YOUR OBJECTIVE
Return, word for word, every line that follows.

Entries from a dataset

□ □ □ □

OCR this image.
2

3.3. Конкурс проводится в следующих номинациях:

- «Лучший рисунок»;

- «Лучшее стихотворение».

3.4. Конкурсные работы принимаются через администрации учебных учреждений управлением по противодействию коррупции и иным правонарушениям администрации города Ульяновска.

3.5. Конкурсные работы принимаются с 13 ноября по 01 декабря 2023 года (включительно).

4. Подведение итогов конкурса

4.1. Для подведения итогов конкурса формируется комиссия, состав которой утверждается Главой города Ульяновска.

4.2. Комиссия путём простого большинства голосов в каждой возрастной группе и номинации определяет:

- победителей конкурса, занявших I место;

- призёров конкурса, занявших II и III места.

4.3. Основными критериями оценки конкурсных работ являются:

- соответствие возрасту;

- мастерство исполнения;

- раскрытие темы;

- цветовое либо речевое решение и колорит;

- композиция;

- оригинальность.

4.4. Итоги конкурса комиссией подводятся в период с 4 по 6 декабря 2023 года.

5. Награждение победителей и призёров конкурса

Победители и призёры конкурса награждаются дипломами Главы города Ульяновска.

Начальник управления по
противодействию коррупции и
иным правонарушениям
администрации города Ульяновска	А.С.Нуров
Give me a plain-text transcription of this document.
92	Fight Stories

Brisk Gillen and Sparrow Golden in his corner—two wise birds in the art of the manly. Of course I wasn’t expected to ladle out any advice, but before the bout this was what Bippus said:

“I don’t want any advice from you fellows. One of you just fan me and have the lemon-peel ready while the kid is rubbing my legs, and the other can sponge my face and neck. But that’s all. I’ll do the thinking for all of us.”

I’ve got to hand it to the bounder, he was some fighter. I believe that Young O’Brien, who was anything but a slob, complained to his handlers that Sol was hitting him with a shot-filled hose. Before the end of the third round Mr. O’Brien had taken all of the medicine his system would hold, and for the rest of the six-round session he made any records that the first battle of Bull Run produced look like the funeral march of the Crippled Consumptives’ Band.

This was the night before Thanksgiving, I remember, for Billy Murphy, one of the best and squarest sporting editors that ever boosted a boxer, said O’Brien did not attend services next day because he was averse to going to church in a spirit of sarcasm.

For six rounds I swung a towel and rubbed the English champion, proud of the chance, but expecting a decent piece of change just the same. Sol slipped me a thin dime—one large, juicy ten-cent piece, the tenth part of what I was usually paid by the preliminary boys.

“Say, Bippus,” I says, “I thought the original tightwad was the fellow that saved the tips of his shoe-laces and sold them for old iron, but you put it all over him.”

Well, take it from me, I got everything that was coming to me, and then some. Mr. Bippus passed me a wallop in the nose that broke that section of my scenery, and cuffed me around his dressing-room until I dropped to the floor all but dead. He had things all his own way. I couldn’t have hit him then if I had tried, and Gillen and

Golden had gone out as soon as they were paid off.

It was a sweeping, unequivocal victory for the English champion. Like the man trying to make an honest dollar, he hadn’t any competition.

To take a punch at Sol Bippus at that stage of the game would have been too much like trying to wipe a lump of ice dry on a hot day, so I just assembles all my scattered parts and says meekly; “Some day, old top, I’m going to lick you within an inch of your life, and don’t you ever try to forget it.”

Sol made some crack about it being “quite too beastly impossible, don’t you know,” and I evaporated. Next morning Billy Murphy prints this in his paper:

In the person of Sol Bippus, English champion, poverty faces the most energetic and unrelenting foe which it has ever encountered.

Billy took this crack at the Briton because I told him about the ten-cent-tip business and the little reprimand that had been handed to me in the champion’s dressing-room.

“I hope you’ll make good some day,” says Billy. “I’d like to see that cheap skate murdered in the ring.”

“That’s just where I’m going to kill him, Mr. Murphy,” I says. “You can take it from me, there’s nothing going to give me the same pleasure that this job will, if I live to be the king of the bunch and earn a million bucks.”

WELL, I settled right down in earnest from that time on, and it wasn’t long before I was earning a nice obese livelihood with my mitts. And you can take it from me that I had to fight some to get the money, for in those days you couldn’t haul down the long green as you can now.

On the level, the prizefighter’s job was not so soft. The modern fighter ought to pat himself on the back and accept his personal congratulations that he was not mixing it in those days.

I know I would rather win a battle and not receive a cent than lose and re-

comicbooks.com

□ □ □ □

SOLVED PROBLEM
OCR this image.
2

3.3. Конкурс проводится в следующих номинациях:

- «Лучший рисунок»;

- «Лучшее стихотворение».

3.4. Конкурсные работы принимаются через администрации учебных учреждений управлением по противодействию коррупции и иным правонарушениям администрации города Ульяновска.

3.5. Конкурсные работы принимаются с 13 ноября по 01 декабря 2023 года (включительно).

4. Подведение итогов конкурса

4.1. Для подведения итогов конкурса формируется комиссия, состав которой утверждается Главой города Ульяновска.

4.2. Комиссия путём простого большинства голосов в каждой возрастной группе и номинации определяет:

- победителей конкурса, занявших I место;

- призёров конкурса, занявших II и III места.

4.3. Основными критериями оценки конкурсных работ являются:

- соответствие возрасту;

- мастерство исполнения;

- раскрытие темы;

- цветовое либо речевое решение и колорит;

- композиция;

- оригинальность.

4.4. Итоги конкурса комиссией подводятся в период с 4 по 6 декабря 2023 года.

5. Награждение победителей и призёров конкурса

Победители и призёры конкурса награждаются дипломами Главы города Ульяновска.

Начальник управления по
противодействию коррупции и
иным правонарушениям
администрации города Ульяновска	А.С.Нуров
Give me a plain-text transcription of this document.
92	Fight Stories

Brisk Gillen and Sparrow Golden in his corner—two wise birds in the art of the manly. Of course I wasn’t expected to ladle out any advice, but before the bout this was what Bippus said:

“I don’t want any advice from you fellows. One of you just fan me and have the lemon-peel ready while the kid is rubbing my legs, and the other can sponge my face and neck. But that’s all. I’ll do the thinking for all of us.”

I’ve got to hand it to the bounder, he was some fighter. I believe that Young O’Brien, who was anything but a slob, complained to his handlers that Sol was hitting him with a shot-filled hose. Before the end of the third round Mr. O’Brien had taken all of the medicine his system would hold, and for the rest of the six-round session he made any records that the first battle of Bull Run produced look like the funeral march of the Crippled Consumptives’ Band.

This was the night before Thanksgiving, I remember, for Billy Murphy, one of the best and squarest sporting editors that ever boosted a boxer, said O’Brien did not attend services next day because he was averse to going to church in a spirit of sarcasm.

For six rounds I swung a towel and rubbed the English champion, proud of the chance, but expecting a decent piece of change just the same. Sol slipped me a thin dime—one large, juicy ten-cent piece, the tenth part of what I was usually paid by the preliminary boys.

“Say, Bippus,” I says, “I thought the original tightwad was the fellow that saved the tips of his shoe-laces and sold them for old iron, but you put it all over him.”

Well, take it from me, I got everything that was coming to me, and then some. Mr. Bippus passed me a wallop in the nose that broke that section of my scenery, and cuffed me around his dressing-room until I dropped to the floor all but dead. He had things all his own way. I couldn’t have hit him then if I had tried, and Gillen and

Golden had gone out as soon as they were paid off.

It was a sweeping, unequivocal victory for the English champion. Like the man trying to make an honest dollar, he hadn’t any competition.

To take a punch at Sol Bippus at that stage of the game would have been too much like trying to wipe a lump of ice dry on a hot day, so I just assembles all my scattered parts and says meekly; “Some day, old top, I’m going to lick you within an inch of your life, and don’t you ever try to forget it.”

Sol made some crack about it being “quite too beastly impossible, don’t you know,” and I evaporated. Next morning Billy Murphy prints this in his paper:

In the person of Sol Bippus, English champion, poverty faces the most energetic and unrelenting foe which it has ever encountered.

Billy took this crack at the Briton because I told him about the ten-cent-tip business and the little reprimand that had been handed to me in the champion’s dressing-room.

“I hope you’ll make good some day,” says Billy. “I’d like to see that cheap skate murdered in the ring.”

“That’s just where I’m going to kill him, Mr. Murphy,” I says. “You can take it from me, there’s nothing going to give me the same pleasure that this job will, if I live to be the king of the bunch and earn a million bucks.”

WELL, I settled right down in earnest from that time on, and it wasn’t long before I was earning a nice obese livelihood with my mitts. And you can take it from me that I had to fight some to get the money, for in those days you couldn’t haul down the long green as you can now.

On the level, the prizefighter’s job was not so soft. The modern fighter ought to pat himself on the back and accept his personal congratulations that he was not mixing it in those days.

I know I would rather win a battle and not receive a cent than lose and re-

comicbooks.com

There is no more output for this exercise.